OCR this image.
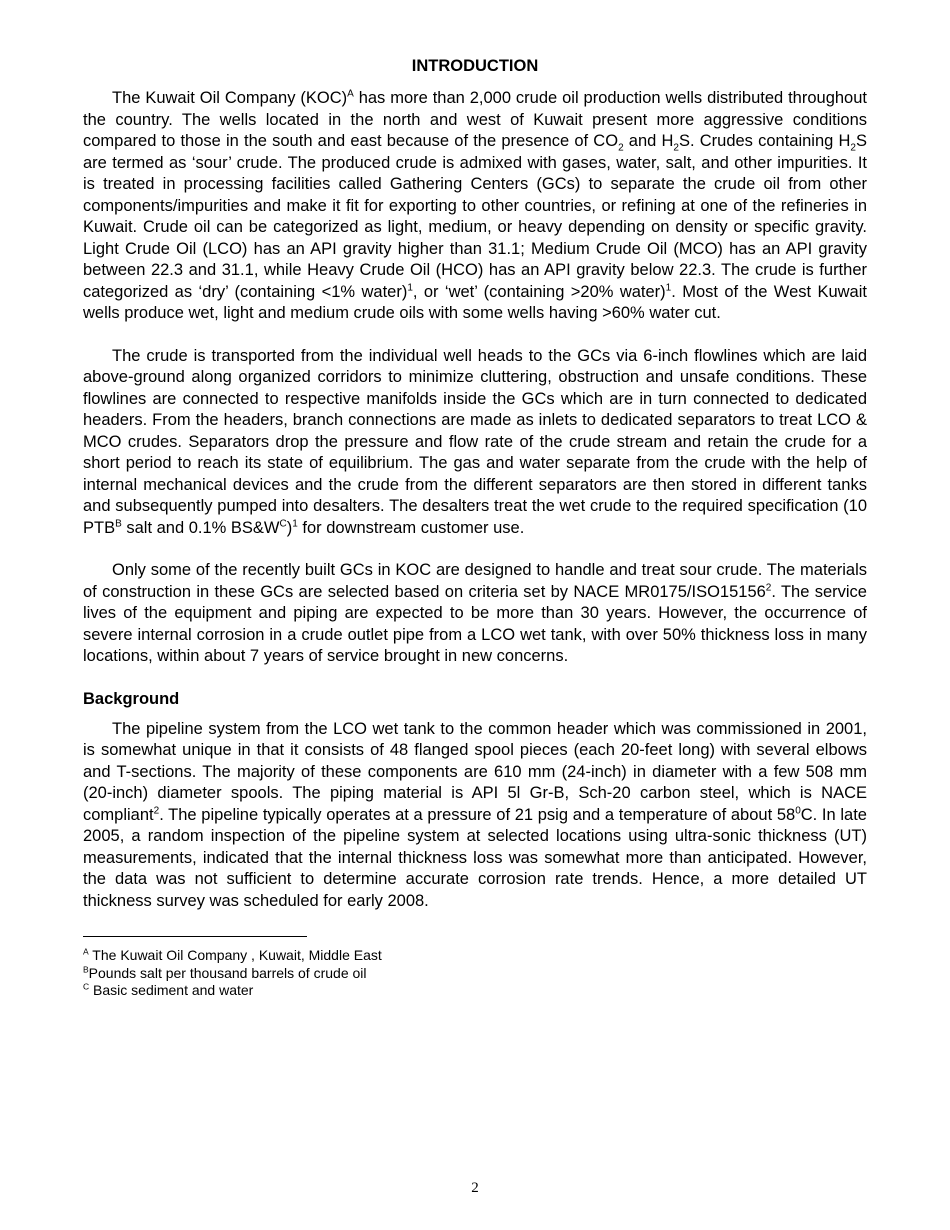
INTRODUCTION

The Kuwait Oil Company (KOC)$^A$ has more than 2,000 crude oil production wells distributed throughout the country. The wells located in the north and west of Kuwait present more aggressive conditions compared to those in the south and east because of the presence of $CO_2$ and $H_2S$. Crudes containing $H_2S$ are termed as ‘sour’ crude. The produced crude is admixed with gases, water, salt, and other impurities. It is treated in processing facilities called Gathering Centers (GCs) to separate the crude oil from other components/impurities and make it fit for exporting to other countries, or refining at one of the refineries in Kuwait. Crude oil can be categorized as light, medium, or heavy depending on density or specific gravity. Light Crude Oil (LCO) has an API gravity higher than 31.1; Medium Crude Oil (MCO) has an API gravity between 22.3 and 31.1, while Heavy Crude Oil (HCO) has an API gravity below 22.3. The crude is further categorized as ‘dry’ (containing <1% water)$^1$, or ‘wet’ (containing >20% water)$^1$. Most of the West Kuwait wells produce wet, light and medium crude oils with some wells having >60% water cut.

The crude is transported from the individual well heads to the GCs via 6-inch flowlines which are laid above-ground along organized corridors to minimize cluttering, obstruction and unsafe conditions. These flowlines are connected to respective manifolds inside the GCs which are in turn connected to dedicated headers. From the headers, branch connections are made as inlets to dedicated separators to treat LCO & MCO crudes. Separators drop the pressure and flow rate of the crude stream and retain the crude for a short period to reach its state of equilibrium. The gas and water separate from the crude with the help of internal mechanical devices and the crude from the different separators are then stored in different tanks and subsequently pumped into desalters. The desalters treat the wet crude to the required specification (10 $PTB^B$ salt and 0.1% $BS\&W^C)^1$ for downstream customer use.

Only some of the recently built GCs in KOC are designed to handle and treat sour crude. The materials of construction in these GCs are selected based on criteria set by NACE MR0175/ISO15156$^2$. The service lives of the equipment and piping are expected to be more than 30 years. However, the occurrence of severe internal corrosion in a crude outlet pipe from a LCO wet tank, with over 50% thickness loss in many locations, within about 7 years of service brought in new concerns.

Background

The pipeline system from the LCO wet tank to the common header which was commissioned in 2001, is somewhat unique in that it consists of 48 flanged spool pieces (each 20-feet long) with several elbows and T-sections. The majority of these components are 610 mm (24-inch) in diameter with a few 508 mm (20-inch) diameter spools. The piping material is API 5l Gr-B, Sch-20 carbon steel, which is NACE compliant$^2$. The pipeline typically operates at a pressure of 21 psig and a temperature of about $58^0C$. In late 2005, a random inspection of the pipeline system at selected locations using ultra-sonic thickness (UT) measurements, indicated that the internal thickness loss was somewhat more than anticipated. However, the data was not sufficient to determine accurate corrosion rate trends. Hence, a more detailed UT thickness survey was scheduled for early 2008.

$^A$ The Kuwait Oil Company , Kuwait, Middle East

$^B$Pounds salt per thousand barrels of crude oil

$^C$ Basic sediment and water

2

◆ ◆ ◆ ◆ ◆

TASK INSTRUCTIONS: Reproduce each entry precisely, dropping only the pictures.

RESULT OF THE TASK:
OCR this image.
INTRODUCTION

The Kuwait Oil Company (KOC)$^A$ has more than 2,000 crude oil production wells distributed throughout the country. The wells located in the north and west of Kuwait present more aggressive conditions compared to those in the south and east because of the presence of $CO_2$ and $H_2S$. Crudes containing $H_2S$ are termed as ‘sour’ crude. The produced crude is admixed with gases, water, salt, and other impurities. It is treated in processing facilities called Gathering Centers (GCs) to separate the crude oil from other components/impurities and make it fit for exporting to other countries, or refining at one of the refineries in Kuwait. Crude oil can be categorized as light, medium, or heavy depending on density or specific gravity. Light Crude Oil (LCO) has an API gravity higher than 31.1; Medium Crude Oil (MCO) has an API gravity between 22.3 and 31.1, while Heavy Crude Oil (HCO) has an API gravity below 22.3. The crude is further categorized as ‘dry’ (containing <1% water)$^1$, or ‘wet’ (containing >20% water)$^1$. Most of the West Kuwait wells produce wet, light and medium crude oils with some wells having >60% water cut.

The crude is transported from the individual well heads to the GCs via 6-inch flowlines which are laid above-ground along organized corridors to minimize cluttering, obstruction and unsafe conditions. These flowlines are connected to respective manifolds inside the GCs which are in turn connected to dedicated headers. From the headers, branch connections are made as inlets to dedicated separators to treat LCO & MCO crudes. Separators drop the pressure and flow rate of the crude stream and retain the crude for a short period to reach its state of equilibrium. The gas and water separate from the crude with the help of internal mechanical devices and the crude from the different separators are then stored in different tanks and subsequently pumped into desalters. The desalters treat the wet crude to the required specification (10 $PTB^B$ salt and 0.1% $BS\&W^C)^1$ for downstream customer use.

Only some of the recently built GCs in KOC are designed to handle and treat sour crude. The materials of construction in these GCs are selected based on criteria set by NACE MR0175/ISO15156$^2$. The service lives of the equipment and piping are expected to be more than 30 years. However, the occurrence of severe internal corrosion in a crude outlet pipe from a LCO wet tank, with over 50% thickness loss in many locations, within about 7 years of service brought in new concerns.

Background

The pipeline system from the LCO wet tank to the common header which was commissioned in 2001, is somewhat unique in that it consists of 48 flanged spool pieces (each 20-feet long) with several elbows and T-sections. The majority of these components are 610 mm (24-inch) in diameter with a few 508 mm (20-inch) diameter spools. The piping material is API 5l Gr-B, Sch-20 carbon steel, which is NACE compliant$^2$. The pipeline typically operates at a pressure of 21 psig and a temperature of about $58^0C$. In late 2005, a random inspection of the pipeline system at selected locations using ultra-sonic thickness (UT) measurements, indicated that the internal thickness loss was somewhat more than anticipated. However, the data was not sufficient to determine accurate corrosion rate trends. Hence, a more detailed UT thickness survey was scheduled for early 2008.

$^A$ The Kuwait Oil Company , Kuwait, Middle East

$^B$Pounds salt per thousand barrels of crude oil

$^C$ Basic sediment and water

2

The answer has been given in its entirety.